Stated goal:
Search the listing below for the word "points" and copy each line that holds it.

□ □ □ □

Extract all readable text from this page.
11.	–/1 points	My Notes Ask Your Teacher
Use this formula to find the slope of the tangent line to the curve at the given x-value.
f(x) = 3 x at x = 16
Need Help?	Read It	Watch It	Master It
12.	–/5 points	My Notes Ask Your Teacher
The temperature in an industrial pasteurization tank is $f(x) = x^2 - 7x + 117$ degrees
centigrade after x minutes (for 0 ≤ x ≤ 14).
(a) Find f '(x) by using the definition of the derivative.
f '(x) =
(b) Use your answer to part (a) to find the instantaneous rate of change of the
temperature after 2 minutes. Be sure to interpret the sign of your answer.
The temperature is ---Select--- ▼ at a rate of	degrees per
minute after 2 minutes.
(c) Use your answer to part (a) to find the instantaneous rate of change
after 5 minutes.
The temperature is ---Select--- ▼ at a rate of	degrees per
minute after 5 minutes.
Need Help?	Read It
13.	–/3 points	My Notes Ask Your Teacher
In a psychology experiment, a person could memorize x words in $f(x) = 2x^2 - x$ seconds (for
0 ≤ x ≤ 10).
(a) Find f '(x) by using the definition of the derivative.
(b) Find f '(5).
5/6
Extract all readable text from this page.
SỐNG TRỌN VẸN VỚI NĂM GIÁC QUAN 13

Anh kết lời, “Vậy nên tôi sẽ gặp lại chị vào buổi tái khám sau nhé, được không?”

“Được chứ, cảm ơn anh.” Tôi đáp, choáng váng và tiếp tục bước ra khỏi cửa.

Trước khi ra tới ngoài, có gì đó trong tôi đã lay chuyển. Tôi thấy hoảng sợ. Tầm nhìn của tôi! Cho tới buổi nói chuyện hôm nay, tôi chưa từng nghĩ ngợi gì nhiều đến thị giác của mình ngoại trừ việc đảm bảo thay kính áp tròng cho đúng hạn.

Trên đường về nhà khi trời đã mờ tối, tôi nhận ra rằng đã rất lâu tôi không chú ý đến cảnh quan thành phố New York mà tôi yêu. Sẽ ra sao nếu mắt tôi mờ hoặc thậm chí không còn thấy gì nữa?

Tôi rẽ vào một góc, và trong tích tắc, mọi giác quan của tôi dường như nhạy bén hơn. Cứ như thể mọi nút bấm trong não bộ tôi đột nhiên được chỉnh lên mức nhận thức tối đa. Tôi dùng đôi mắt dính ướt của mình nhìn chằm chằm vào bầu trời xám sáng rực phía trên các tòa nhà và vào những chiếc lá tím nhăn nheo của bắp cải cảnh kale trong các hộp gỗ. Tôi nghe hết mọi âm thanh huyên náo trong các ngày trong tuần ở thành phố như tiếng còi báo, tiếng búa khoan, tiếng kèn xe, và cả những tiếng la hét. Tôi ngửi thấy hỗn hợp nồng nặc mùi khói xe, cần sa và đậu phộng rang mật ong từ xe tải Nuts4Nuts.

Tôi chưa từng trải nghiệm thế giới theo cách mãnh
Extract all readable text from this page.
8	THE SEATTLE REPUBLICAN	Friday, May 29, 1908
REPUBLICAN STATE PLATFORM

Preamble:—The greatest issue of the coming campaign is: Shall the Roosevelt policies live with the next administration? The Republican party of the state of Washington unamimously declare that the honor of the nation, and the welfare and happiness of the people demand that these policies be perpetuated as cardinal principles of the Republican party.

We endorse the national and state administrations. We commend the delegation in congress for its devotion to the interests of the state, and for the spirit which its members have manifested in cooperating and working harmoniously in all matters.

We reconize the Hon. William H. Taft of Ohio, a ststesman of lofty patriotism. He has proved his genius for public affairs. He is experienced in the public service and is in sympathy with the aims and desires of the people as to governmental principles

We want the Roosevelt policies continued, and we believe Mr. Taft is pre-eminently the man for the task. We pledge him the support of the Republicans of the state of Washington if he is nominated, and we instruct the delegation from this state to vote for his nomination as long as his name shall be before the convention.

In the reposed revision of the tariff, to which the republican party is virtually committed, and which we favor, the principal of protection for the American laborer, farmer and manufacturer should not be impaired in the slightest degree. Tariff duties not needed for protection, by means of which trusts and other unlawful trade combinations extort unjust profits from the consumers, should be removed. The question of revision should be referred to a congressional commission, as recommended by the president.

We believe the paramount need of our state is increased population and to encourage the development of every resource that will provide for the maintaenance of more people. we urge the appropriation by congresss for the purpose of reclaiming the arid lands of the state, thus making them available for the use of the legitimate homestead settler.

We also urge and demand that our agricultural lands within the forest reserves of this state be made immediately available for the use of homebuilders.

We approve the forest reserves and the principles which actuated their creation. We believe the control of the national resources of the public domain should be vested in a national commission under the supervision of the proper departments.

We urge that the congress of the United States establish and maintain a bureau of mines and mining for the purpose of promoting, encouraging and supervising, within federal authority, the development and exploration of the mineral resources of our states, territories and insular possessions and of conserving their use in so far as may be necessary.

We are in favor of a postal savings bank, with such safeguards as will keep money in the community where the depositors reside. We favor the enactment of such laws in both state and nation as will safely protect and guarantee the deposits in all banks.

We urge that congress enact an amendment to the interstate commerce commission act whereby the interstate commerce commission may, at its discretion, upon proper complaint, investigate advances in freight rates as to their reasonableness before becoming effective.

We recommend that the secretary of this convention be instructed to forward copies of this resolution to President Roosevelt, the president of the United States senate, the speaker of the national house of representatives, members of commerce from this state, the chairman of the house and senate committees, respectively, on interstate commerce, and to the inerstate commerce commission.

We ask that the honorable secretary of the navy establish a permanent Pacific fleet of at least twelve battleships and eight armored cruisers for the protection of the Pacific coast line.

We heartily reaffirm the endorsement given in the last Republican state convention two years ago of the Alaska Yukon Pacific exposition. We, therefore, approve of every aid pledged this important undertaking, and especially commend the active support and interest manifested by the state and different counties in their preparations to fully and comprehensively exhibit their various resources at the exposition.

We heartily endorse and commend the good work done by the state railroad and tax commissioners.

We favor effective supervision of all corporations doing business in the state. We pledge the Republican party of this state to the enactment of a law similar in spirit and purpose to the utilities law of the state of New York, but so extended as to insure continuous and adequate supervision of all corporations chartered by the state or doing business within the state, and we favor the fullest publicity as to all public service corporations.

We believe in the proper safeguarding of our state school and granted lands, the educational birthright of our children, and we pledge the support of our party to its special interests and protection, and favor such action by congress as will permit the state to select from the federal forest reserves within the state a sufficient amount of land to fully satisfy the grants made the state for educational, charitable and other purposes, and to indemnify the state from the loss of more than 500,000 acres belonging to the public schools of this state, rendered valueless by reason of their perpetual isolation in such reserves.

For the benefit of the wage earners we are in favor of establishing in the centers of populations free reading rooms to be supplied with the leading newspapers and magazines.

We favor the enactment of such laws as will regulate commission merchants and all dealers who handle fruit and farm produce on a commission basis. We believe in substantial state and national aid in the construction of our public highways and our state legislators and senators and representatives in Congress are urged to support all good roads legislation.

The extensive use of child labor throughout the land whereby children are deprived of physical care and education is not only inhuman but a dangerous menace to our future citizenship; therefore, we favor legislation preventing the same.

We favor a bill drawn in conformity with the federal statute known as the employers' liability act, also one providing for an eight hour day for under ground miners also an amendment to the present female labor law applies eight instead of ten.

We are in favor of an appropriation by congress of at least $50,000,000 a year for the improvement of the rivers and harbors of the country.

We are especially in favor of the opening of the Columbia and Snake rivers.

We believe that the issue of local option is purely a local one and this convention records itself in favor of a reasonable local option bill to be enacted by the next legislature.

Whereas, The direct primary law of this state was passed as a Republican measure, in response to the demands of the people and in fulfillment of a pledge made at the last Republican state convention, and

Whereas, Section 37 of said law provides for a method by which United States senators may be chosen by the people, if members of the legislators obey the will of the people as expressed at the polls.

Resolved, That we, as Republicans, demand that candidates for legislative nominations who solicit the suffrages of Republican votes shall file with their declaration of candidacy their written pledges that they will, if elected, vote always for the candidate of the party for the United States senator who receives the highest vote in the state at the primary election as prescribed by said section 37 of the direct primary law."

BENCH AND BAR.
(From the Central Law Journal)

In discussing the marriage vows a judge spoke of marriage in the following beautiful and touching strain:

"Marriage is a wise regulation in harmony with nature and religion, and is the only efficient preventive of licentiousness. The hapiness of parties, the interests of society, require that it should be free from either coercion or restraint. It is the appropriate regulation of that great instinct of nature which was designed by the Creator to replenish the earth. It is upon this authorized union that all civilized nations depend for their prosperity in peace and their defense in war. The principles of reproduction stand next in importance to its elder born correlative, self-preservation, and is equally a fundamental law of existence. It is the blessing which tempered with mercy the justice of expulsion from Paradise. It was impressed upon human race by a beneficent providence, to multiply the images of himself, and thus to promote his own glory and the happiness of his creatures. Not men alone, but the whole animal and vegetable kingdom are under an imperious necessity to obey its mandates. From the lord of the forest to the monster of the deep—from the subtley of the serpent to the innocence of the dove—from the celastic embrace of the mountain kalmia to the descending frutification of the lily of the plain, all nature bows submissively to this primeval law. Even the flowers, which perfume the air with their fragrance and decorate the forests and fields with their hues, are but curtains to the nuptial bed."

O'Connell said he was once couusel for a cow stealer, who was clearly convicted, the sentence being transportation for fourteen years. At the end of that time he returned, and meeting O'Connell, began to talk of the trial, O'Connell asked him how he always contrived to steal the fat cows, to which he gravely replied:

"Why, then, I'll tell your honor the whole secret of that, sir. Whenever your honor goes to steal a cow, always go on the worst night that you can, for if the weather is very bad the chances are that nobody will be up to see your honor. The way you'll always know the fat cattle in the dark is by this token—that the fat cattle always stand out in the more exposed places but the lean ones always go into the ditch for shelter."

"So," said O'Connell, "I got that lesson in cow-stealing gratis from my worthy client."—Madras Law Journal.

□ □ □ □

Response:
11.	–/1 points	My Notes Ask Your Teacher
12.	–/5 points	My Notes Ask Your Teacher
13.	–/3 points	My Notes Ask Your Teacher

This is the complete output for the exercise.